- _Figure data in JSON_
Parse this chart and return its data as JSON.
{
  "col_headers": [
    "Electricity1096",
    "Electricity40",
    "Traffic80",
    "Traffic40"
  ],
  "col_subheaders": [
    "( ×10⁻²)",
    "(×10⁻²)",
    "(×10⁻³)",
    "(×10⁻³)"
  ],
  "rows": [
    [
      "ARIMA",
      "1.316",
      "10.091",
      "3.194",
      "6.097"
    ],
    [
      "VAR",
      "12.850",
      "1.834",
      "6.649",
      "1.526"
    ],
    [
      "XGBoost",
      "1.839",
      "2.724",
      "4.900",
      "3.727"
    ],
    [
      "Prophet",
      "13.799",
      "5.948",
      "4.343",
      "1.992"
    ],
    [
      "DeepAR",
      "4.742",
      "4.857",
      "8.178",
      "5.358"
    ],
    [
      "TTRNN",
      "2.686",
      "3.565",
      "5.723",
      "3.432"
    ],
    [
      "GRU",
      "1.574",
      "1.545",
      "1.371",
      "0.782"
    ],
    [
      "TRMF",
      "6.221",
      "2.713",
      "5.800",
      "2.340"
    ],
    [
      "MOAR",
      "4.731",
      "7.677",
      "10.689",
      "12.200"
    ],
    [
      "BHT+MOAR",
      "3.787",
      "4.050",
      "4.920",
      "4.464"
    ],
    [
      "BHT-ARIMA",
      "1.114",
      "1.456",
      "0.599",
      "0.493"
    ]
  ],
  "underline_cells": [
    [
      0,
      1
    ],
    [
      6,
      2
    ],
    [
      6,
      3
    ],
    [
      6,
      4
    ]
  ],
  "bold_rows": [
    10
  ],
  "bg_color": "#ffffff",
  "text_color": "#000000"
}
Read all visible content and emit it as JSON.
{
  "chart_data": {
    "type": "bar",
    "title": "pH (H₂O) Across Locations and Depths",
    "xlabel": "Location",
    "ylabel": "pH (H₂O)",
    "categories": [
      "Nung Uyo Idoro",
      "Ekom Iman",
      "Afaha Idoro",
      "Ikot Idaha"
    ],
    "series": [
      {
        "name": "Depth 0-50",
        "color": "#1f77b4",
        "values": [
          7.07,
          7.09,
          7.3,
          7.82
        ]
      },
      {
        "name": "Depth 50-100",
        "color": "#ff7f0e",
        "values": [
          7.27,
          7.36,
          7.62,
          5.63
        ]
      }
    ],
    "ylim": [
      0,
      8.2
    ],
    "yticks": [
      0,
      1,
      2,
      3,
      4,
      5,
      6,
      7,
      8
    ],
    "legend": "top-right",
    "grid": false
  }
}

- _YOUR OBJECTIVE_
Extract each line from the listing above, please, and repeat it exactly.

- _RESPONSE TO THE TASK_
Parse this chart and return its data as JSON.
{
  "col_headers": [
    "Electricity1096",
    "Electricity40",
    "Traffic80",
    "Traffic40"
  ],
  "col_subheaders": [
    "( ×10⁻²)",
    "(×10⁻²)",
    "(×10⁻³)",
    "(×10⁻³)"
  ],
  "rows": [
    [
      "ARIMA",
      "1.316",
      "10.091",
      "3.194",
      "6.097"
    ],
    [
      "VAR",
      "12.850",
      "1.834",
      "6.649",
      "1.526"
    ],
    [
      "XGBoost",
      "1.839",
      "2.724",
      "4.900",
      "3.727"
    ],
    [
      "Prophet",
      "13.799",
      "5.948",
      "4.343",
      "1.992"
    ],
    [
      "DeepAR",
      "4.742",
      "4.857",
      "8.178",
      "5.358"
    ],
    [
      "TTRNN",
      "2.686",
      "3.565",
      "5.723",
      "3.432"
    ],
    [
      "GRU",
      "1.574",
      "1.545",
      "1.371",
      "0.782"
    ],
    [
      "TRMF",
      "6.221",
      "2.713",
      "5.800",
      "2.340"
    ],
    [
      "MOAR",
      "4.731",
      "7.677",
      "10.689",
      "12.200"
    ],
    [
      "BHT+MOAR",
      "3.787",
      "4.050",
      "4.920",
      "4.464"
    ],
    [
      "BHT-ARIMA",
      "1.114",
      "1.456",
      "0.599",
      "0.493"
    ]
  ],
  "underline_cells": [
    [
      0,
      1
    ],
    [
      6,
      2
    ],
    [
      6,
      3
    ],
    [
      6,
      4
    ]
  ],
  "bold_rows": [
    10
  ],
  "bg_color": "#ffffff",
  "text_color": "#000000"
}
Read all visible content and emit it as JSON.
{
  "chart_data": {
    "type": "bar",
    "title": "pH (H₂O) Across Locations and Depths",
    "xlabel": "Location",
    "ylabel": "pH (H₂O)",
    "categories": [
      "Nung Uyo Idoro",
      "Ekom Iman",
      "Afaha Idoro",
      "Ikot Idaha"
    ],
    "series": [
      {
        "name": "Depth 0-50",
        "color": "#1f77b4",
        "values": [
          7.07,
          7.09,
          7.3,
          7.82
        ]
      },
      {
        "name": "Depth 50-100",
        "color": "#ff7f0e",
        "values": [
          7.27,
          7.36,
          7.62,
          5.63
        ]
      }
    ],
    "ylim": [
      0,
      8.2
    ],
    "yticks": [
      0,
      1,
      2,
      3,
      4,
      5,
      6,
      7,
      8
    ],
    "legend": "top-right",
    "grid": false
  }
}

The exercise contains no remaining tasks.